[START DATA FOR THE TASK]
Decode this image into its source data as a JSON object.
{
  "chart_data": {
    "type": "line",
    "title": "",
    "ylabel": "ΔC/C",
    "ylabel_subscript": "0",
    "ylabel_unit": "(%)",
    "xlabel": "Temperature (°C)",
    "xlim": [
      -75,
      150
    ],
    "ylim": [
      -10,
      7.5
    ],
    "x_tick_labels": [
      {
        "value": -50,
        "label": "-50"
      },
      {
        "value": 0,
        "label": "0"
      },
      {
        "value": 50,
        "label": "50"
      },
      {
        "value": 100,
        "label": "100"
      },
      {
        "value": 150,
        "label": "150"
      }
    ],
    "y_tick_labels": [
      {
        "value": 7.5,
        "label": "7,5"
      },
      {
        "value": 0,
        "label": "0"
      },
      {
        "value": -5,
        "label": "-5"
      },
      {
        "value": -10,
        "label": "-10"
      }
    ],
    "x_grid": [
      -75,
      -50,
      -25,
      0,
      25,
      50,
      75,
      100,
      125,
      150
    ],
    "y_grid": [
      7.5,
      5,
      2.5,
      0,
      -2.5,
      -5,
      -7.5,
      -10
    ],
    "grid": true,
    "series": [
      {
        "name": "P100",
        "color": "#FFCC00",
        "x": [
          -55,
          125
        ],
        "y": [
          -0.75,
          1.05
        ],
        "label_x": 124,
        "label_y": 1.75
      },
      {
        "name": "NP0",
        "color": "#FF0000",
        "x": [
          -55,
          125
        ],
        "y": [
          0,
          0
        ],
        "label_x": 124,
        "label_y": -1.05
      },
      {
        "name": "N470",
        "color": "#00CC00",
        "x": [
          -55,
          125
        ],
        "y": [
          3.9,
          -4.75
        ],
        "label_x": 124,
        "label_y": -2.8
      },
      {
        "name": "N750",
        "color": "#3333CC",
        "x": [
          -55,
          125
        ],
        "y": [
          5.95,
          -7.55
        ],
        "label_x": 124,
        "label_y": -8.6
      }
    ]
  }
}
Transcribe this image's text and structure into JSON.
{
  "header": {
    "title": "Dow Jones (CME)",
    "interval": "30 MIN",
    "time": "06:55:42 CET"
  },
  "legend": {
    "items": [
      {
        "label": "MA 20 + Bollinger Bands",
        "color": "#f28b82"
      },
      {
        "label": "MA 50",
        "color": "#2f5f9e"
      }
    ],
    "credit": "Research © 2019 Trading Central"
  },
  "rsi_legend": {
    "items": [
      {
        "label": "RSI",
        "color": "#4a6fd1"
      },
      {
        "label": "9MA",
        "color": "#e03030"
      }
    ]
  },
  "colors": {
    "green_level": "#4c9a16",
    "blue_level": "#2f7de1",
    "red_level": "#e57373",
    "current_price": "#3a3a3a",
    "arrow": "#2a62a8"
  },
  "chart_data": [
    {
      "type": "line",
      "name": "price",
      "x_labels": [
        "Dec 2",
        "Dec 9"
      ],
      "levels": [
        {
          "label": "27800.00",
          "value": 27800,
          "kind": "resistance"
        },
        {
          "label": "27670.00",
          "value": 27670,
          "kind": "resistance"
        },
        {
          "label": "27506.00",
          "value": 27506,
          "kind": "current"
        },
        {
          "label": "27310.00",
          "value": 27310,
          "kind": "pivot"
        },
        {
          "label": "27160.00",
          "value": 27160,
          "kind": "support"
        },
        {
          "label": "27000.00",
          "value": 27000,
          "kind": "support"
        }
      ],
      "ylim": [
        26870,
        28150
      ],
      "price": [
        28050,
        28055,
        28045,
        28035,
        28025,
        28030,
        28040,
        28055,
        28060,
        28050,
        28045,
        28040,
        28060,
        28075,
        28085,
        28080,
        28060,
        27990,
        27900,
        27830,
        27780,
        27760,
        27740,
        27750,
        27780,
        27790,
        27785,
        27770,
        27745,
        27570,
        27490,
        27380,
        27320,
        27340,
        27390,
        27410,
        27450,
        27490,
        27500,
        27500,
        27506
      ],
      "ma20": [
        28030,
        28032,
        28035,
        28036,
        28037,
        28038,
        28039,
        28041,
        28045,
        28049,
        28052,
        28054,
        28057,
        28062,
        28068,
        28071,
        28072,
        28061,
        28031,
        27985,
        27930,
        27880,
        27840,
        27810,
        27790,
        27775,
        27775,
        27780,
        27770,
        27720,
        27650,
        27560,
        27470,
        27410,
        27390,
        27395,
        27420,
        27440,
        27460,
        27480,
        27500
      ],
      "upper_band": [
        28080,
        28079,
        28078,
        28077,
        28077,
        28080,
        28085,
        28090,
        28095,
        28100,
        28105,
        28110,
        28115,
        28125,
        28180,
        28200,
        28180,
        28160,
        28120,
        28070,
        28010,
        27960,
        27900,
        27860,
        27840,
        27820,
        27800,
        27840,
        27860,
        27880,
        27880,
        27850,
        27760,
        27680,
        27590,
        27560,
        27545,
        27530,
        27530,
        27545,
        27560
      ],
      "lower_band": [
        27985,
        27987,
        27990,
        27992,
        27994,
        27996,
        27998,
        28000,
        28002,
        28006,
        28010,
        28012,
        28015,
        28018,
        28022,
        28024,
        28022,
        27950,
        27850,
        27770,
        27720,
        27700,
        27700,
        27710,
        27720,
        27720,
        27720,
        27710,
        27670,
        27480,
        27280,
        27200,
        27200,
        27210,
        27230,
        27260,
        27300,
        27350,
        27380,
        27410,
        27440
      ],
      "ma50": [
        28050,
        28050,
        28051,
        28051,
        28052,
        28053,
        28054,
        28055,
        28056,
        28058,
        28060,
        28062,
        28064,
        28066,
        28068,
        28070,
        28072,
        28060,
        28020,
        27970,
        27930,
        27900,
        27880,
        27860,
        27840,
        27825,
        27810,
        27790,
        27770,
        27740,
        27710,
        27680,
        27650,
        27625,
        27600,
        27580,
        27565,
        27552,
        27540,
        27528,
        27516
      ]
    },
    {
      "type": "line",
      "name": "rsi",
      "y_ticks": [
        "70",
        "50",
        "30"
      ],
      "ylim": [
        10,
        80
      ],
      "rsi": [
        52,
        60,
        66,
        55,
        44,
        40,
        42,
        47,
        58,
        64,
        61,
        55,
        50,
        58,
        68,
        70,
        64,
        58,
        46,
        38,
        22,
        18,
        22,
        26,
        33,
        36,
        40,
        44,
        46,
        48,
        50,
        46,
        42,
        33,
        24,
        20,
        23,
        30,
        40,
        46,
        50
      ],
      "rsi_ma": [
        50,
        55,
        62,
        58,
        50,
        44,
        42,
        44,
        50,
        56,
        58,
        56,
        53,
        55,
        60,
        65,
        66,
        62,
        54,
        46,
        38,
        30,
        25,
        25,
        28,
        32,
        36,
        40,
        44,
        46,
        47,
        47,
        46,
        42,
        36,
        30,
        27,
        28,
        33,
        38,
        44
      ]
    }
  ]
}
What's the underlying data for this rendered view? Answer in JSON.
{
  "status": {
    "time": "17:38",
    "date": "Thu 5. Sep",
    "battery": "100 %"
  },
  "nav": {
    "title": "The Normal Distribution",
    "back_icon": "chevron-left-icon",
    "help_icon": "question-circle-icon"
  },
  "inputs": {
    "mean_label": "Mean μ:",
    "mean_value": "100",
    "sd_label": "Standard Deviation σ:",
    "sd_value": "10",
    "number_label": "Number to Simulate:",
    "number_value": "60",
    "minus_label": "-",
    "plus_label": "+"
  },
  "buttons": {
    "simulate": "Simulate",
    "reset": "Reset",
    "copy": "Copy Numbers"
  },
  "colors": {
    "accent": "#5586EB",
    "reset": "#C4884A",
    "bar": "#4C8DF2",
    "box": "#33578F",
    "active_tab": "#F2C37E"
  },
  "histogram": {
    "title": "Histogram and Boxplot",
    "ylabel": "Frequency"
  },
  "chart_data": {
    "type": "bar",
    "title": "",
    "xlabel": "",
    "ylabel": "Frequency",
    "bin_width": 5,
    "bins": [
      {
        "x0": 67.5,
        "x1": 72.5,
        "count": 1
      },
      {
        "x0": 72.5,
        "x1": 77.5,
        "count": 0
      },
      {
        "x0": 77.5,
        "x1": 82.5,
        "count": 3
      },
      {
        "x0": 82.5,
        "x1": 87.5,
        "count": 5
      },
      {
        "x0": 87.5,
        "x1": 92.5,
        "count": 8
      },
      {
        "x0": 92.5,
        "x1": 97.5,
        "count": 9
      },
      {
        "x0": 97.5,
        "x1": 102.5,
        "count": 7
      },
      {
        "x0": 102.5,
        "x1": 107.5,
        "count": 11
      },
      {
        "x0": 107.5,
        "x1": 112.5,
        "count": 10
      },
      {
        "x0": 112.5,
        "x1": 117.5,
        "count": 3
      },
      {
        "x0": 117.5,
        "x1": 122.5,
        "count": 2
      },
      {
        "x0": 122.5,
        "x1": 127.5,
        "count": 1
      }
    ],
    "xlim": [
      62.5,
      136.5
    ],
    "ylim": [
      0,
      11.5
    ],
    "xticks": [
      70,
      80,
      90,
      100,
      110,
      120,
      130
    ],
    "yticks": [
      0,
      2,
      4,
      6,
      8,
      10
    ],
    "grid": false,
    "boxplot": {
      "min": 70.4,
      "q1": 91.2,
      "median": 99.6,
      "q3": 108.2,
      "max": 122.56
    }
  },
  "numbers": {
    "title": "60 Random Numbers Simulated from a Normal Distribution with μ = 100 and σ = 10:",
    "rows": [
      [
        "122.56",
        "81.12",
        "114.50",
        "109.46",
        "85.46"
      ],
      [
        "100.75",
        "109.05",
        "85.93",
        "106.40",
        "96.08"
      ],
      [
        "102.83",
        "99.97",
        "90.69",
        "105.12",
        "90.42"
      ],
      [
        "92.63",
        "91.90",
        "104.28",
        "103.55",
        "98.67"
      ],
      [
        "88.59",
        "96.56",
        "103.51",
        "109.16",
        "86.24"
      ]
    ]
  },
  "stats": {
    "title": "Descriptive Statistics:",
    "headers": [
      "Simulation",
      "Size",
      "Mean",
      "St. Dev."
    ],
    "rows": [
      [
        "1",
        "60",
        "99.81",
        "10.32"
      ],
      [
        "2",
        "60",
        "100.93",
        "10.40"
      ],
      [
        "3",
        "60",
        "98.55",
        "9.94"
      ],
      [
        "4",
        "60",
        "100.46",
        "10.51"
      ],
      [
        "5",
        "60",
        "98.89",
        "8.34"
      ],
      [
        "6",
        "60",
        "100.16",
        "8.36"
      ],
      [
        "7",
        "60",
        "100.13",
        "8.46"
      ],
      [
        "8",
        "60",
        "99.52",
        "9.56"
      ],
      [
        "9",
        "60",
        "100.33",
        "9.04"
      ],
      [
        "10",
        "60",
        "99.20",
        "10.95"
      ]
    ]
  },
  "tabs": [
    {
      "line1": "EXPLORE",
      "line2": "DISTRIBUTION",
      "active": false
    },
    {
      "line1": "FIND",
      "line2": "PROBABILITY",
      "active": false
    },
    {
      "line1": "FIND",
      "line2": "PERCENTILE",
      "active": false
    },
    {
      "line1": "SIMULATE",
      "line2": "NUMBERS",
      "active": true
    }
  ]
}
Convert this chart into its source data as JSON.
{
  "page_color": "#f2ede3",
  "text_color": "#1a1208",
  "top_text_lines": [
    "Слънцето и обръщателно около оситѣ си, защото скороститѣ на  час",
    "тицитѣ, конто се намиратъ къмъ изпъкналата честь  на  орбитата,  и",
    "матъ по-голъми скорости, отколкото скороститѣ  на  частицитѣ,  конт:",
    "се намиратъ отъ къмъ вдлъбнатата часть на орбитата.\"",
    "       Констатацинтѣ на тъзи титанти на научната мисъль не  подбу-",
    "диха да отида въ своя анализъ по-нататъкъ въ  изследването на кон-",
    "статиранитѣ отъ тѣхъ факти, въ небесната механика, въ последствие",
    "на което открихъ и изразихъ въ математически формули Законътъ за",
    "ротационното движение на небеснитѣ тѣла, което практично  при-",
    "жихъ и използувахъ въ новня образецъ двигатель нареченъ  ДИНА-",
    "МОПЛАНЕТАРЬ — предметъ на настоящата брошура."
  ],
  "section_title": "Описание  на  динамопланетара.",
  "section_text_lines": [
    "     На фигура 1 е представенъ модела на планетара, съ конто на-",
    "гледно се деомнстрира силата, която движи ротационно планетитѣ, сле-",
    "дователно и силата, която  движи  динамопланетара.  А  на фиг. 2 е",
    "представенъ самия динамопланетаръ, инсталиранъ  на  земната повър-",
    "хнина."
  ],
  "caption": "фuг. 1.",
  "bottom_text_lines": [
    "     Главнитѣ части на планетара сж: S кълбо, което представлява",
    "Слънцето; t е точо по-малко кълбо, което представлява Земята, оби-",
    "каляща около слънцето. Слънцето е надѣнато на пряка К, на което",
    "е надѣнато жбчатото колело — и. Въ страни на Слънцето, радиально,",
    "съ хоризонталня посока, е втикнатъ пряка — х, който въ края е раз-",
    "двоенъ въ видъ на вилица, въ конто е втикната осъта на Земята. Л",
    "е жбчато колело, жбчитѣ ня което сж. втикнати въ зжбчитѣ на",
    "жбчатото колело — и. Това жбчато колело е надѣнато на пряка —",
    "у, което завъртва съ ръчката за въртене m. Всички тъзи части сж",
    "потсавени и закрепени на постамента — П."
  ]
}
[END DATA FOR THE TASK]
● TASK DIRECTIONS
State only the number of lines in these entries that contain "жбчатото".

● COMPLETE RESPONSE
2